[TO BE DONE]
Write out exactly, please, the lines from the one containing "Decode this image" to the end of the material.

Start of RECORD EXTRACTS

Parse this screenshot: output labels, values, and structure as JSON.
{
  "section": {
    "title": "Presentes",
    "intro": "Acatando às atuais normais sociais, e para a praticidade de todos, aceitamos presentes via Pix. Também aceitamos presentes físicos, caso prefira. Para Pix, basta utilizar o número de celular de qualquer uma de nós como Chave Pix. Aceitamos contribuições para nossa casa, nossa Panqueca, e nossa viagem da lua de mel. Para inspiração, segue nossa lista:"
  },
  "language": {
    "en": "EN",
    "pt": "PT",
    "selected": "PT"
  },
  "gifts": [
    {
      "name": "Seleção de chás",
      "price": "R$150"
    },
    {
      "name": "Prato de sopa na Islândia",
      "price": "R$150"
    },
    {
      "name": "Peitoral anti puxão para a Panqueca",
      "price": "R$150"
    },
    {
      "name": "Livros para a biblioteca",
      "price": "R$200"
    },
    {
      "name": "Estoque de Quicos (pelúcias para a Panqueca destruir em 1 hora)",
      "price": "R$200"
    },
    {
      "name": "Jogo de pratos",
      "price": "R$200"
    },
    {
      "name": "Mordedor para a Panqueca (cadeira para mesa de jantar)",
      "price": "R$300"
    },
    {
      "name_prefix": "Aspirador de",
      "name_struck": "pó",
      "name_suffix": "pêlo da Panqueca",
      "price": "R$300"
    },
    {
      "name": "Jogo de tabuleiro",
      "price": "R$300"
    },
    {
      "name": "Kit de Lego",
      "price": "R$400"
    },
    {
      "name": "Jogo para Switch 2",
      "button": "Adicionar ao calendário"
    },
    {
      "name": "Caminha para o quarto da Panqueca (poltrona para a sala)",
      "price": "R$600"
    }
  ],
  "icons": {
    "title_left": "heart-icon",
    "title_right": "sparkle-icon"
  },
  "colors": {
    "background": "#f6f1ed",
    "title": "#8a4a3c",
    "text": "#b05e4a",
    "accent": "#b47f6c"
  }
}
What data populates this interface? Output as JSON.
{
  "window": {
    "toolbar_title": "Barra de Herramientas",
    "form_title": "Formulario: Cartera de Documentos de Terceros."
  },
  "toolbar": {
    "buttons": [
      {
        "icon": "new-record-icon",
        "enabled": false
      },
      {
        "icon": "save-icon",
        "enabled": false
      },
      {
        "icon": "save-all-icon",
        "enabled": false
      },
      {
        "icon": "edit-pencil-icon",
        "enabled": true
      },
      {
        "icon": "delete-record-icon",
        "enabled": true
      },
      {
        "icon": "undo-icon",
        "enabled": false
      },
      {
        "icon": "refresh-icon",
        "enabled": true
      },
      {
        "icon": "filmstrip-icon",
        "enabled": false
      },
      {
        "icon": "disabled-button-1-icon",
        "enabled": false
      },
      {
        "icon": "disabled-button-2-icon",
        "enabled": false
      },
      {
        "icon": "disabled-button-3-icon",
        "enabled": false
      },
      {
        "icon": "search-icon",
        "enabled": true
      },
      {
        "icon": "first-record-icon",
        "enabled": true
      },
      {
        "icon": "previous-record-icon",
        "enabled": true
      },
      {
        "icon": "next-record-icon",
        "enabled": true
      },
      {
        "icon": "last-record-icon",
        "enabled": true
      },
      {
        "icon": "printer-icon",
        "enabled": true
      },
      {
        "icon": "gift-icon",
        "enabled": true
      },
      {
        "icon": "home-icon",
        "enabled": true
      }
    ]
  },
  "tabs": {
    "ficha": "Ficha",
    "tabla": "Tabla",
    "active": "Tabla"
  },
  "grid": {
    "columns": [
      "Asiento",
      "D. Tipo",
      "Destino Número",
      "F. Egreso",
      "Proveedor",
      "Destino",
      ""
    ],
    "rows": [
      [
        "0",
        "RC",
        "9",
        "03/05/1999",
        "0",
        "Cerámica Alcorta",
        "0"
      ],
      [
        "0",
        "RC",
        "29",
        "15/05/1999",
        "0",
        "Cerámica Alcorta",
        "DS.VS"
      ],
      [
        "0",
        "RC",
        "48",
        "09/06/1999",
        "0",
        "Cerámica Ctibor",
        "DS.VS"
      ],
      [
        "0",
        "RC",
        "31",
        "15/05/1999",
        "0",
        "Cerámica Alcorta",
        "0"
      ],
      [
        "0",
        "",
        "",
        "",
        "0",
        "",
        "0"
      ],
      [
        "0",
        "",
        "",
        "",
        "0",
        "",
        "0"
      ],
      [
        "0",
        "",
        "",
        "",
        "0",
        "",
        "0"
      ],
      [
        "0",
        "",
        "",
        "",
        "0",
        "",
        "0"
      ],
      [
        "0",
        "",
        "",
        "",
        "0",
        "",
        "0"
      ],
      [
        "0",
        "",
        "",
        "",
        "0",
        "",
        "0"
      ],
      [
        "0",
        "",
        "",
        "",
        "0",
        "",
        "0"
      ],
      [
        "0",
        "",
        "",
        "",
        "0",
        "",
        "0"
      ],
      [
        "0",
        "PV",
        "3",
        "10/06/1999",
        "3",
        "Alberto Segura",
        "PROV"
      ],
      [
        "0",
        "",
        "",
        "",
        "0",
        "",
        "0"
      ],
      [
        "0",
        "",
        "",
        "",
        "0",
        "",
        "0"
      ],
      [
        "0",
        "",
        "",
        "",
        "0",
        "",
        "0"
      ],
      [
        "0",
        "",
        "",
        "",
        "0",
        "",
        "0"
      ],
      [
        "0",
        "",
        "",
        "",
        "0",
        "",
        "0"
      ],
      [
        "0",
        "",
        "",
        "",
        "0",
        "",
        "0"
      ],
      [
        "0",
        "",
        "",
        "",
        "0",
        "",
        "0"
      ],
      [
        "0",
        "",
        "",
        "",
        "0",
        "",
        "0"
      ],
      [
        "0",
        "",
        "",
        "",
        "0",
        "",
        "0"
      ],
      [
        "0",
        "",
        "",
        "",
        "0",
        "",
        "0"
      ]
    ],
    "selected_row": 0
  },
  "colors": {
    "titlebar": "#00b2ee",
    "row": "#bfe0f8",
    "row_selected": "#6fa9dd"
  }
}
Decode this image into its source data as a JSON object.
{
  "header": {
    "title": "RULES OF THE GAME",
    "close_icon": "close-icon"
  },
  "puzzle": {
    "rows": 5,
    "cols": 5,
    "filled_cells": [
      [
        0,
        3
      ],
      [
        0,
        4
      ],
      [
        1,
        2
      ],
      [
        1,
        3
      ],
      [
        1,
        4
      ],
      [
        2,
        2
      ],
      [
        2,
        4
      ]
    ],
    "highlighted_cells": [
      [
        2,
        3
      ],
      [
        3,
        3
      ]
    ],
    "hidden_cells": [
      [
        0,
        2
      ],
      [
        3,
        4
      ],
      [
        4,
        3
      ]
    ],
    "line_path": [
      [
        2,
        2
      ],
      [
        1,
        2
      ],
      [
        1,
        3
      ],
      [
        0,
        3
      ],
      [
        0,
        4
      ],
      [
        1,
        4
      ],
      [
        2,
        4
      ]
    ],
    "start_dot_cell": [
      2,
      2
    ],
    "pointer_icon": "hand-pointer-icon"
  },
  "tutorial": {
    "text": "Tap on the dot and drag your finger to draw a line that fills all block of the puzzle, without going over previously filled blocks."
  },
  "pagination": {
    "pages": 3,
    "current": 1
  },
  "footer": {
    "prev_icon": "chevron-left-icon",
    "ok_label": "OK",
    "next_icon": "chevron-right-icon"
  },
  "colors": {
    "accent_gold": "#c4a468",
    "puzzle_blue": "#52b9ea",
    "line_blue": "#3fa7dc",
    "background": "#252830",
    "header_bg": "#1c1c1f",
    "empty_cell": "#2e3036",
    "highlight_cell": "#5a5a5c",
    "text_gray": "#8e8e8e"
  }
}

End of RECORD EXTRACTS

[COMPLETED TASK]
Decode this image into its source data as a JSON object.
{
  "header": {
    "title": "RULES OF THE GAME",
    "close_icon": "close-icon"
  },
  "puzzle": {
    "rows": 5,
    "cols": 5,
    "filled_cells": [
      [
        0,
        3
      ],
      [
        0,
        4
      ],
      [
        1,
        2
      ],
      [
        1,
        3
      ],
      [
        1,
        4
      ],
      [
        2,
        2
      ],
      [
        2,
        4
      ]
    ],
    "highlighted_cells": [
      [
        2,
        3
      ],
      [
        3,
        3
      ]
    ],
    "hidden_cells": [
      [
        0,
        2
      ],
      [
        3,
        4
      ],
      [
        4,
        3
      ]
    ],
    "line_path": [
      [
        2,
        2
      ],
      [
        1,
        2
      ],
      [
        1,
        3
      ],
      [
        0,
        3
      ],
      [
        0,
        4
      ],
      [
        1,
        4
      ],
      [
        2,
        4
      ]
    ],
    "start_dot_cell": [
      2,
      2
    ],
    "pointer_icon": "hand-pointer-icon"
  },
  "tutorial": {
    "text": "Tap on the dot and drag your finger to draw a line that fills all block of the puzzle, without going over previously filled blocks."
  },
  "pagination": {
    "pages": 3,
    "current": 1
  },
  "footer": {
    "prev_icon": "chevron-left-icon",
    "ok_label": "OK",
    "next_icon": "chevron-right-icon"
  },
  "colors": {
    "accent_gold": "#c4a468",
    "puzzle_blue": "#52b9ea",
    "line_blue": "#3fa7dc",
    "background": "#252830",
    "header_bg": "#1c1c1f",
    "empty_cell": "#2e3036",
    "highlight_cell": "#5a5a5c",
    "text_gray": "#8e8e8e"
  }
}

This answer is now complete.